-- begin RAW RECORDS --
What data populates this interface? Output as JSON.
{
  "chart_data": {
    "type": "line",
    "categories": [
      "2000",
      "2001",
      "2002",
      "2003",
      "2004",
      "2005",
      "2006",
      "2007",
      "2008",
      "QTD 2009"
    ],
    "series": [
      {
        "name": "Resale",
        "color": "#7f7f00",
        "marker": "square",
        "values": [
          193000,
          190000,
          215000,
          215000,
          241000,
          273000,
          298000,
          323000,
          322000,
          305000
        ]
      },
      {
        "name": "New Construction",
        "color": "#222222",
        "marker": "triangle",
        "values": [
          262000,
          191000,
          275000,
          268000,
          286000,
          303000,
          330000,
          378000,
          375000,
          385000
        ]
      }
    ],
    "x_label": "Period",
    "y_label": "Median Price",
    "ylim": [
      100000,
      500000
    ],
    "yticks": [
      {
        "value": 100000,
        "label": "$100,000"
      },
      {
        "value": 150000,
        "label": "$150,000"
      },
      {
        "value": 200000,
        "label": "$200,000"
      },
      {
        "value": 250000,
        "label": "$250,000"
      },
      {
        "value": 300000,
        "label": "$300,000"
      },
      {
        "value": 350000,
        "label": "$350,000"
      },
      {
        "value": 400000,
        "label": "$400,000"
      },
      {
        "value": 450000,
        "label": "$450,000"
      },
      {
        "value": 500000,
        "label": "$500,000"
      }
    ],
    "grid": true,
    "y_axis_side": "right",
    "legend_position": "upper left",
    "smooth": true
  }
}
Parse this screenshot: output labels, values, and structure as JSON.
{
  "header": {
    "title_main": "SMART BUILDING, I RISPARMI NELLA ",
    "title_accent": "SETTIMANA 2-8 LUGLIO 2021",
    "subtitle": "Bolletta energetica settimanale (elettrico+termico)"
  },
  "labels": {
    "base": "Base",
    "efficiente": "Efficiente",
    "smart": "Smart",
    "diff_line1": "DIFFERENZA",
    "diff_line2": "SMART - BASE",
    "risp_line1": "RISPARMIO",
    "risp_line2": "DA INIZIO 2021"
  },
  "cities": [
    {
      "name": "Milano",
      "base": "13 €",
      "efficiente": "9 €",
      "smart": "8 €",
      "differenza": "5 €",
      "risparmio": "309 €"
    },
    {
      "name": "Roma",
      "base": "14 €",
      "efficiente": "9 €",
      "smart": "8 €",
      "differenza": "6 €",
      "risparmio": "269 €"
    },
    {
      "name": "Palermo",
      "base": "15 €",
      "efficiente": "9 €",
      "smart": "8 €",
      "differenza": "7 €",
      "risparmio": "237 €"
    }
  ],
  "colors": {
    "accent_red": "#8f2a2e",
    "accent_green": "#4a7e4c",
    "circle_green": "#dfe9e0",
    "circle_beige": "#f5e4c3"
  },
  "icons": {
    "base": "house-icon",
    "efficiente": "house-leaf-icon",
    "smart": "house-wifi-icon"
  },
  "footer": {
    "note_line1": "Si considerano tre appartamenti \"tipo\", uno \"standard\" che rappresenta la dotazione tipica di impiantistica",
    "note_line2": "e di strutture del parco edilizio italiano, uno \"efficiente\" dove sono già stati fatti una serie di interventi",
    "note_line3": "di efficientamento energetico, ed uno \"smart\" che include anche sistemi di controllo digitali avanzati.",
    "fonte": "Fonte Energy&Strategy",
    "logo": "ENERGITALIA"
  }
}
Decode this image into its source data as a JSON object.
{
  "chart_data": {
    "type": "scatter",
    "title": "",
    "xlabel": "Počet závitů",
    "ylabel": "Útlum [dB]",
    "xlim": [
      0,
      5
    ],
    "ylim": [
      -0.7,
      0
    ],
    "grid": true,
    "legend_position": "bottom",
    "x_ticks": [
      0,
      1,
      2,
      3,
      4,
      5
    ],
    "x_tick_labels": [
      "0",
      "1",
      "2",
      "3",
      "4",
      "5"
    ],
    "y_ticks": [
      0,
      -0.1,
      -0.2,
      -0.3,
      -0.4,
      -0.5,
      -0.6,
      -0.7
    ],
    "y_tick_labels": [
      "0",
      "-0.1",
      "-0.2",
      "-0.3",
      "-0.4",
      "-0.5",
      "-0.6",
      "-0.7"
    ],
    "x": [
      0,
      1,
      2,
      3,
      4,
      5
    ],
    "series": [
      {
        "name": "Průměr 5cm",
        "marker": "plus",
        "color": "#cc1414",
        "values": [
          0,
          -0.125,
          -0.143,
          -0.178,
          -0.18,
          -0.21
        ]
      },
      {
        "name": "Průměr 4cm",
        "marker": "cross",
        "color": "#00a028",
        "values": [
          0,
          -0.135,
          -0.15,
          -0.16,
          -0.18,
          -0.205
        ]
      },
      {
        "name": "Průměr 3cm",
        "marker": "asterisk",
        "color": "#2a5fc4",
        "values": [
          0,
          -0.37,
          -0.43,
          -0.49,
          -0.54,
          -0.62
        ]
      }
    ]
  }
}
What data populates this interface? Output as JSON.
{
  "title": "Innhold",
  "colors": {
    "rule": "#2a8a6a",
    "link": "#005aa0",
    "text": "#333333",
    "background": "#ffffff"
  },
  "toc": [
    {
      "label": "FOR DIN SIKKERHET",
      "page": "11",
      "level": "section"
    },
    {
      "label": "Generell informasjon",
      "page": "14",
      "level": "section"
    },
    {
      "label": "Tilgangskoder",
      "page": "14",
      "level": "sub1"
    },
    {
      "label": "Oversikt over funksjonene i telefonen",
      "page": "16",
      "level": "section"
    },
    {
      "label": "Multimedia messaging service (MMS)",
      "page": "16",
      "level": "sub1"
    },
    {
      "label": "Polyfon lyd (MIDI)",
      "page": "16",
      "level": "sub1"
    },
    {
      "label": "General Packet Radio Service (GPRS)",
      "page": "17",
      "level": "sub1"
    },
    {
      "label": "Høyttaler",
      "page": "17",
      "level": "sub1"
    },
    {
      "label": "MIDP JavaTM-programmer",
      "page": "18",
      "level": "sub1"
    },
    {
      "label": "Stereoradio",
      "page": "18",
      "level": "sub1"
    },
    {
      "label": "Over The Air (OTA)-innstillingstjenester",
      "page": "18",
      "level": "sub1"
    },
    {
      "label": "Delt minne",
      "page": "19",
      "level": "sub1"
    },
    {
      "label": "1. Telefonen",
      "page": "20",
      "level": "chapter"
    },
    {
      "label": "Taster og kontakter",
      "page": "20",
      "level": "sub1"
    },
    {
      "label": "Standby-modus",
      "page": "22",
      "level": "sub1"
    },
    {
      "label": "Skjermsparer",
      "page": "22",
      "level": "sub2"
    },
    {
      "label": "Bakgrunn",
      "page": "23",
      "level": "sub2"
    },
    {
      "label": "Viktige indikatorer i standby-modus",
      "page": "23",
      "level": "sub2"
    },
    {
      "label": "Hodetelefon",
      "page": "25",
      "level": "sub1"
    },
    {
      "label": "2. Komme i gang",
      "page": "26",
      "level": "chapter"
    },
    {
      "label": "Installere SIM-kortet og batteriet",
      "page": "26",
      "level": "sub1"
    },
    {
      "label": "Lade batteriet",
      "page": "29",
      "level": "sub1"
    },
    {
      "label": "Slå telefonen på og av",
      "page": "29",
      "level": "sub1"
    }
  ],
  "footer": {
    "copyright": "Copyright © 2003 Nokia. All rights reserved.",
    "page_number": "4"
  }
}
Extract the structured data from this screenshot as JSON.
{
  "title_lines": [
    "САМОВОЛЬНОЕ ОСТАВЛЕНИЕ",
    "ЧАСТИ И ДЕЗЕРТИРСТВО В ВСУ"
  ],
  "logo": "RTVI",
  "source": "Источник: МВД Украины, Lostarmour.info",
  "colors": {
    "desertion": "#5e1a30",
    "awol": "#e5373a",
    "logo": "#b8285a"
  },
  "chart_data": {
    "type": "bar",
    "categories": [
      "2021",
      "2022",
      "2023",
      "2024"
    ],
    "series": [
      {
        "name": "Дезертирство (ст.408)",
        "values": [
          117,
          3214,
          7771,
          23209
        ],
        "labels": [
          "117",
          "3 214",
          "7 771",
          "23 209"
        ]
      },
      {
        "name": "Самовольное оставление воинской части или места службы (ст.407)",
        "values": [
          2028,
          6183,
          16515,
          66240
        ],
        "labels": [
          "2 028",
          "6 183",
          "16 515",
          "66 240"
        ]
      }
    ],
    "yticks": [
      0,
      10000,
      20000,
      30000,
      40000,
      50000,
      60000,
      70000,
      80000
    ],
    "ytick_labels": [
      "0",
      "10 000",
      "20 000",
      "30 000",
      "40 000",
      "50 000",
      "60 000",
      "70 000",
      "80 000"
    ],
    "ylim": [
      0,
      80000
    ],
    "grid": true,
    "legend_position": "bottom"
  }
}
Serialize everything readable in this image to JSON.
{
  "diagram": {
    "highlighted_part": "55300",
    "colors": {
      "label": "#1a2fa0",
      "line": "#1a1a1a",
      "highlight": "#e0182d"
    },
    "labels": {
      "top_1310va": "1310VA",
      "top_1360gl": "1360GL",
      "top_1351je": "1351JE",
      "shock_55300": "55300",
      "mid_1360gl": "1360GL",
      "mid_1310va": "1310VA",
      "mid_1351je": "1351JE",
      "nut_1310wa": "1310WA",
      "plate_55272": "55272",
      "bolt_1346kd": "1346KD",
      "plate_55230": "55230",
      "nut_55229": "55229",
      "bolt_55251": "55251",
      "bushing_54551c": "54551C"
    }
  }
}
-- end RAW RECORDS --
Each line in the listing above either holds the string "batteriet" or does not; state how many do, giving the number only.

2